* begin *

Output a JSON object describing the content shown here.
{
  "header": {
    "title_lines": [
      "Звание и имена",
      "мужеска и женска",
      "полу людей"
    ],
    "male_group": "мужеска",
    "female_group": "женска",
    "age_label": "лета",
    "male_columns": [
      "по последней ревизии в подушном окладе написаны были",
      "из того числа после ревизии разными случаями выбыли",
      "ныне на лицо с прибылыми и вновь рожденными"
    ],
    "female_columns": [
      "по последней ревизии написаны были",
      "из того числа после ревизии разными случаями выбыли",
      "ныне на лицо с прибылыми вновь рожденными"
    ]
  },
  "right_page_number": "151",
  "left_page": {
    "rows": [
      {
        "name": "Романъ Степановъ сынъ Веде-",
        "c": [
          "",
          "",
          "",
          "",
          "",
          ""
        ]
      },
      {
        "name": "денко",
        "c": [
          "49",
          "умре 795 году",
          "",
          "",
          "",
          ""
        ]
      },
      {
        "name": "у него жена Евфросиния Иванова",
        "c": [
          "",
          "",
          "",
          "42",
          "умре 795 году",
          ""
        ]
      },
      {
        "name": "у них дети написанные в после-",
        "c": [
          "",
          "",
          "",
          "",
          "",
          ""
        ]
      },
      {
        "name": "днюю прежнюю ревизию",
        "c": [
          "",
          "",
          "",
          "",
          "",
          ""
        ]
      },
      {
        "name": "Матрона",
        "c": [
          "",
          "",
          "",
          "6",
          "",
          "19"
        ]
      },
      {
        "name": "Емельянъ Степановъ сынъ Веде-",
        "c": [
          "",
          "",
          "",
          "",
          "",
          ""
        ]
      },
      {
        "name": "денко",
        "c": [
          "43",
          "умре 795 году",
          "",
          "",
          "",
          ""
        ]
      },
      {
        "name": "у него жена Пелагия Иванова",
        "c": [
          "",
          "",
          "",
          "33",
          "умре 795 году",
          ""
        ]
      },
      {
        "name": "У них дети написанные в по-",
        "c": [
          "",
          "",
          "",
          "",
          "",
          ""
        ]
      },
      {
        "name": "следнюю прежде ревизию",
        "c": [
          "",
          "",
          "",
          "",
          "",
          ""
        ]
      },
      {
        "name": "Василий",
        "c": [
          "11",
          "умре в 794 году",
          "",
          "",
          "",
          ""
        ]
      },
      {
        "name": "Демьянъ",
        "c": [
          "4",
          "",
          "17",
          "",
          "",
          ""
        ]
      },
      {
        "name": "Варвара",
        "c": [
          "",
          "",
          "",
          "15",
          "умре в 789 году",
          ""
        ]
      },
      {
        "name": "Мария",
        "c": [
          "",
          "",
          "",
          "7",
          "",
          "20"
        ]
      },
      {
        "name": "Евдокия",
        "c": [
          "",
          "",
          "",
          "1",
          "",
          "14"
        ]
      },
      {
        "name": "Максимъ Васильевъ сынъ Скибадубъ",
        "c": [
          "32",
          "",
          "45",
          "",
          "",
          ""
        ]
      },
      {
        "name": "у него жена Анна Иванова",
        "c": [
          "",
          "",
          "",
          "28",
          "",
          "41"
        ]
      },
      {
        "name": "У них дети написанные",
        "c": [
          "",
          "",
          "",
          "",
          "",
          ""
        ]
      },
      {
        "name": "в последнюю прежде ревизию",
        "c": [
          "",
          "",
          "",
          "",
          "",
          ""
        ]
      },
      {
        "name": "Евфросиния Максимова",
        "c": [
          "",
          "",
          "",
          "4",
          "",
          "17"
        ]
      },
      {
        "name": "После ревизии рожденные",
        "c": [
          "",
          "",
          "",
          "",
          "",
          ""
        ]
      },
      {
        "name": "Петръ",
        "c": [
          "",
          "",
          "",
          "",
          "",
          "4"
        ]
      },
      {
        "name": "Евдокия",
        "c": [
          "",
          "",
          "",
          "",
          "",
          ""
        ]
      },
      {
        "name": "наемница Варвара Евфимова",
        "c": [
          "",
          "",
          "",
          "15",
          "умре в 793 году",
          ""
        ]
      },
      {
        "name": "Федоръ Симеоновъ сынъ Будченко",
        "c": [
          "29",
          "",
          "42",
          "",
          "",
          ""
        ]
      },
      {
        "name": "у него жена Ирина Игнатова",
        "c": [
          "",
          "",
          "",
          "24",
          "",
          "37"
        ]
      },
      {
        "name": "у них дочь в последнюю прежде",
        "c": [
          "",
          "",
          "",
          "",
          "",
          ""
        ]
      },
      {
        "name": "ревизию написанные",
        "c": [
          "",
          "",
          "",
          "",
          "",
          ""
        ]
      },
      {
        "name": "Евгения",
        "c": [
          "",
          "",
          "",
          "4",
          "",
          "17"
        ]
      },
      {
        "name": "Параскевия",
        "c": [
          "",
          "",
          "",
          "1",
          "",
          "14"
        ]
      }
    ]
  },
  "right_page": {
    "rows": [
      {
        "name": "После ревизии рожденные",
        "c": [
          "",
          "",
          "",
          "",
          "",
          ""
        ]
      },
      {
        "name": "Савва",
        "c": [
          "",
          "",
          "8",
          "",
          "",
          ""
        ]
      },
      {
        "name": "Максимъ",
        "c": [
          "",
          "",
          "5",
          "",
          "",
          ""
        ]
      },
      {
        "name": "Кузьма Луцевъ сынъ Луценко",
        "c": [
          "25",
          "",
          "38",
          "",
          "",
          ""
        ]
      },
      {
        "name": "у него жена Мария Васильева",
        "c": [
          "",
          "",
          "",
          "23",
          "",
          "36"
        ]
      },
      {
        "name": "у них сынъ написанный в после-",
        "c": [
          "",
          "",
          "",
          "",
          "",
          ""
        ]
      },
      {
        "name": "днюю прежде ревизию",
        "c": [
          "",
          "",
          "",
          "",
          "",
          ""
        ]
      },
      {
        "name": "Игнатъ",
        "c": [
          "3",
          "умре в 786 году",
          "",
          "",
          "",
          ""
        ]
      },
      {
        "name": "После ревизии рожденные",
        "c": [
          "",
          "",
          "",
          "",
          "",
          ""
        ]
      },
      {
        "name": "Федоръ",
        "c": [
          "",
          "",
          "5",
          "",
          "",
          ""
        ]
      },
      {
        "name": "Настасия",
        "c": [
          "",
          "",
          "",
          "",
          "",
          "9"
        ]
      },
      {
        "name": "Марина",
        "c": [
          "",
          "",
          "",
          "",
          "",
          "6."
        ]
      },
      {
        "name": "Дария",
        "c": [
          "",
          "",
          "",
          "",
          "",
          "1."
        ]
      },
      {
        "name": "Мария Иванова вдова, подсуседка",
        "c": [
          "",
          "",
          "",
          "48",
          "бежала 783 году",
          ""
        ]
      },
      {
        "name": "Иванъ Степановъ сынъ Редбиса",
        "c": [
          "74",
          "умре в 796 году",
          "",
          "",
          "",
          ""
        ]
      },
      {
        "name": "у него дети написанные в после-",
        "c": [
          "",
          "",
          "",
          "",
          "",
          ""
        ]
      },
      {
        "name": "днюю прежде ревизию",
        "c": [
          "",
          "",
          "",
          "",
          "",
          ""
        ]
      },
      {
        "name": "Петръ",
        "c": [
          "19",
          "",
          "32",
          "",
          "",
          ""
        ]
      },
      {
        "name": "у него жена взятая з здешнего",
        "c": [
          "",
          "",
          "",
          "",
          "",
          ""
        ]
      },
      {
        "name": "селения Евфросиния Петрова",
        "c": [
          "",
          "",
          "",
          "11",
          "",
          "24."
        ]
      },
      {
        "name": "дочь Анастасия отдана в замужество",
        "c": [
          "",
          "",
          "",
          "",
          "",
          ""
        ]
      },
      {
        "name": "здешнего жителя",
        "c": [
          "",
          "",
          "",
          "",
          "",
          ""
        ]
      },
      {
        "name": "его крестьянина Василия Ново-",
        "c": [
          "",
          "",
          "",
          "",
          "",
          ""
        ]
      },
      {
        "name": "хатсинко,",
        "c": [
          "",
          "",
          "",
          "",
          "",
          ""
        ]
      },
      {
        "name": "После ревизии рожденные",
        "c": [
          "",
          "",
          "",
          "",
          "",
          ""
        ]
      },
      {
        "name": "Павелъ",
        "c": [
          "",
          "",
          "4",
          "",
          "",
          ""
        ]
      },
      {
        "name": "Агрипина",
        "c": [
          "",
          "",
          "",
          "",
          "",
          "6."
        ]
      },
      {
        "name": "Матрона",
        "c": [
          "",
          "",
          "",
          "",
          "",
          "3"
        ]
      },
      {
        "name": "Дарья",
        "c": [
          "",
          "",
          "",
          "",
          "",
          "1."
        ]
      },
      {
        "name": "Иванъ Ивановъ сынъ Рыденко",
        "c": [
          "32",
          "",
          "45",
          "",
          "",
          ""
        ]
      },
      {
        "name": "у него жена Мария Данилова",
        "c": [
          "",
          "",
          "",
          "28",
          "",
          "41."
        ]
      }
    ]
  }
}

* end *

Working from the material above, state how many lines contain "Иванова"; give only the number.

■ **Response to this exercise**: 4